→ Problems to solve
A - Duplicate the passage of the Home Again post from "I would watch" to "in her sleep.".
B - Pick up the Home Again post after its last sentence and keep writing it in the same voice.

→ Text excerpt
==============================
Movie Yelling with Mallory
|Daniel Lavery||Sep 14, 2017|
Last night I went to see Home Again, that inexplicable-looking new Reese Witherspoon movie, with my sister and our friend Esmé. Once again, I succeeded at having the greatest time of my life seeing a movie. This is my goal every time I go to see a movie, to have the greatest time in my life, and I almost never fail at it. Every so often I would lean over to Esmé and whisper, "This is the greatest thing that has ever happened to me," and it was true every time.
I would watch Reese Witherspoon playfully flirt with a mirror for three hours, and I would pay seventy-five dollars American for the privilege of watching her do it. I believe Reese Witherspoon is one of the most charming actresses I have ever seen in my life, and I have never once failed to heartily enjoy the energy and precision she brings to Movie Crying. There's Prestige Reese and there's Autopilot Reese (and probably a multitude of Reeses in between), and this was definitely Autopilot Reese. Not that she was phoning it in, because she decidedly wasn't; it is merely that this is the kind of charming, constantly-ducking-off-to-the-bathroom-to-shake-it-off-and-pull-herself-together work she can do in her sleep.
It was one of those movies where it was incredibly unclear whether it took place over two weeks or two years. People would say things of each other – after having been acquainted for what I had thought was five days – like "You know George. He'd never let you down. He'll be there," or "Harry's not a good person. I know that sounds bad, because he's my best friend, but....he doesn't do good things." (Which, what??)
Anyhow this is a movie about three dudes who move into Reese Witherspoon's guesthouse and mostly all fall in love with her. Reese Witherspoon occasionally rearranges swatches; this is the closest anyone comes to committing an act of Work, which I respect tremendously.
Here are, in no particular order, a succession of Feelings this movie awoke in me:
1. I am fairly certain that I loved the fact that part of the reason all three of the little dudes (who are 27 but everyone treats as if they were 19, but the best possible 19-year-olds imaginable, who don't own vases but who do go out of their way to make dinner and also do the dishes afterwards, and not in that sort of Look At Me I Did The Dishes way that I do the dishes, but happily and efficiently, and wiping the kitchen counters down afterwards) fall in love with Reese Witherspoon is because of her Lovely Mom Energy. The main dude, Harry, mostly falls in love with her because she did his laundry once, which is, YOU KNOW, NOT "GREAT," but I actually loved it??? Because she never did his laundry again, I don't think, but he just really RESPECTED and APPRECIATED the fact that she had done laundry, and he clearly found it kind of beautiful and moving and arousing, and I've never seen a movie where a forty-year-old woman does laundry and a man responds to her in that way.
==============================
→ Provided material
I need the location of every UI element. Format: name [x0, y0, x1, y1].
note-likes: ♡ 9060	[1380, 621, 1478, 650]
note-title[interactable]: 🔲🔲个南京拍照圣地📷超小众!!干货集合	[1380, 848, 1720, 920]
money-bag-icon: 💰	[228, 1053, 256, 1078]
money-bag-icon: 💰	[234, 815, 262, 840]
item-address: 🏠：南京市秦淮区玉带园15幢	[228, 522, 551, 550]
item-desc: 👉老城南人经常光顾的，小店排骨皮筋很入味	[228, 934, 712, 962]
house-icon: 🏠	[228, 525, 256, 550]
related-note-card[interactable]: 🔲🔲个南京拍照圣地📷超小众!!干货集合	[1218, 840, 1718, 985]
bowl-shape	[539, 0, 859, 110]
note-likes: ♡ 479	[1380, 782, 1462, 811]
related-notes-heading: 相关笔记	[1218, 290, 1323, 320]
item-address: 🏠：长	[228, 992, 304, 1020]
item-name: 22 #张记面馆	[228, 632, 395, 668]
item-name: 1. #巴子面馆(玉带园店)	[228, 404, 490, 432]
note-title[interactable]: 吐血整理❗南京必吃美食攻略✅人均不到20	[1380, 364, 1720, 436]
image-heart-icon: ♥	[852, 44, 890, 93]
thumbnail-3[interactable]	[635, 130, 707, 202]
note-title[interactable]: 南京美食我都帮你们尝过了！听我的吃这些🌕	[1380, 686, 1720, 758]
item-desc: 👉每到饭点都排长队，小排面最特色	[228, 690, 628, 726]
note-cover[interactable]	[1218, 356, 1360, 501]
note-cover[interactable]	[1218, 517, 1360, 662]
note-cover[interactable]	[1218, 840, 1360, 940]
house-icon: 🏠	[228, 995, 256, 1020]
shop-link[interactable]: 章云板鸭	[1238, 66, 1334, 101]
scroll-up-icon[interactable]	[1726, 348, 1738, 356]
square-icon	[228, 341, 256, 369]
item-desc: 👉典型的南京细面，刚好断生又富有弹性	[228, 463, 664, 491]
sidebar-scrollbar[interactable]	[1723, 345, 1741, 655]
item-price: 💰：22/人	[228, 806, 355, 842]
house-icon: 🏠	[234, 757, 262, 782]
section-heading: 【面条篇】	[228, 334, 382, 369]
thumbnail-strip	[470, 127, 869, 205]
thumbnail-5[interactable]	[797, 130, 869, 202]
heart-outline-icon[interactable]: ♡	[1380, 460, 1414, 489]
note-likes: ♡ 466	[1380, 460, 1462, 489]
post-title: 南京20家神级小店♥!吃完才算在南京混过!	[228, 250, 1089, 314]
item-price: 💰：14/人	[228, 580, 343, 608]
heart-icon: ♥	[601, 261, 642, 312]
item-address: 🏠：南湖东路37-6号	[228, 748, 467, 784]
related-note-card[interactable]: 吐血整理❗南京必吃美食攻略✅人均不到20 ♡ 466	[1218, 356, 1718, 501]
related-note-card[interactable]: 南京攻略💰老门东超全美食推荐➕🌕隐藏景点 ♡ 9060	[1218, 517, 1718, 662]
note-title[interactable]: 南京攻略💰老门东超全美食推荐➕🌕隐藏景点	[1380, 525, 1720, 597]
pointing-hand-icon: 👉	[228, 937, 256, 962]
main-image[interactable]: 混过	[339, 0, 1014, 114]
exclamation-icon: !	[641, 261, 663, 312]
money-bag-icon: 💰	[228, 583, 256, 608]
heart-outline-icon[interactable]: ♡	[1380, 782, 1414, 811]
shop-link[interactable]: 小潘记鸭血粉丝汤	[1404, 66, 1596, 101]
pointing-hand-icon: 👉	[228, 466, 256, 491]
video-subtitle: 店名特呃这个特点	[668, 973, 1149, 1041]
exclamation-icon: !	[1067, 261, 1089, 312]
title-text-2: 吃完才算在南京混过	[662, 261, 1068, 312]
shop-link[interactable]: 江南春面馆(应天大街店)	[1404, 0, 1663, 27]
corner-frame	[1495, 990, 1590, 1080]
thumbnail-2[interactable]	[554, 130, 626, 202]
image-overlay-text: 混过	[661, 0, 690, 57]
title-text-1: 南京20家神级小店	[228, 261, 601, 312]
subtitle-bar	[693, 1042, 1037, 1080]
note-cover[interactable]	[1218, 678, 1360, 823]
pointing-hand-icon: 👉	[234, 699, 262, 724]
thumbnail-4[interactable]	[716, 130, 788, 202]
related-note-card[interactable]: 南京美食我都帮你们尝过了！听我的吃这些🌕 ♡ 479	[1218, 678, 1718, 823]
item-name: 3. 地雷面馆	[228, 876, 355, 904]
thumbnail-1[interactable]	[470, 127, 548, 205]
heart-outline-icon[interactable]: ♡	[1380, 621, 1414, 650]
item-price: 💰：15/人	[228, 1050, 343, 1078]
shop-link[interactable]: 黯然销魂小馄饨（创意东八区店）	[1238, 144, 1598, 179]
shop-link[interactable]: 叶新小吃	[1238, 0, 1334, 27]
==============================
→ Outputs by task
A -
I would watch Reese Witherspoon playfully flirt with a mirror for three hours, and I would pay seventy-five dollars American for the privilege of watching her do it. I believe Reese Witherspoon is one of the most charming actresses I have ever seen in my life, and I have never once failed to heartily enjoy the energy and precision she brings to Movie Crying. There's Prestige Reese and there's Autopilot Reese (and probably a multitude of Reeses in between), and this was definitely Autopilot Reese. Not that she was phoning it in, because she decidedly wasn't; it is merely that this is the kind of charming, constantly-ducking-off-to-the-bathroom-to-shake-it-off-and-pull-herself-together work she can do in her sleep.

B -
1a. The boys just all get really excited about Mom Shit, you know? I don't know if this happened to you a lot, but a not-insignificant portion of my Midwestern childhood was spent at friends' houses whose moms would do things like put away their laundry for them, or go out of their way to make new and appealing dinners, or who would buy flowers at the Jewel-Osco, and were generally met with contempt for their efforts. And these little dudes, they just didn't know, and once they knew they were so excited. When they finally get their own place, they buy flowers, because Reese Witherspoon kept flowers in her house, and "we thought the flowers looked good, so we got flowers too."
2. This movie gets two demerits for the criminal underutilization of Candice Bergen and Lake Bell.
3. The three little dudes in this movie are like – it's the person your grandma thinks you are, you know? It is what your grandma thinks of you, that your projects are so great, that you made a movie, she doesn't remember about what, but you're always so helpful about the dishes and you're so tall, and so handsome! So polite, and you always wash your hands. I loved them with my whole heart. I loved them the way they loved Reese Witherspoon, which is different from the way that I love Reese Witherspoon, and by the time the movie was over, they were my family.
4. At one point, during a strangely-soundtracked montage, I found myself wondering whether all the scenes between Reese and Harry were supposed to take place over a single night, or over a period of months. "This house is Brigadoon," I whispered to myself in the theater. "Reese Witherspoon is Brigadoon."
5. I'm not particularly worried this will spoil anything significant for you, but at one point Reese Witherspoon tells Michael Sheen, who plays her estranged husband, that she's finally ready for a divorce. Remember how one of the best parts of the last Twilight movie was when he laughed? Once again, Michael Sheen makes a physical choice that feels like it belongs in a different movie, an insane movie, a movie I would pay in blood to see. His face slides back on his own skull, and he looks around with this delighted, demented little lizard-smile on his face, and he gleefully admits, "I would probably have just kept trying to weasel back into your life!" It made no sense for this movie, for him to do that, but it made perfect sense for me.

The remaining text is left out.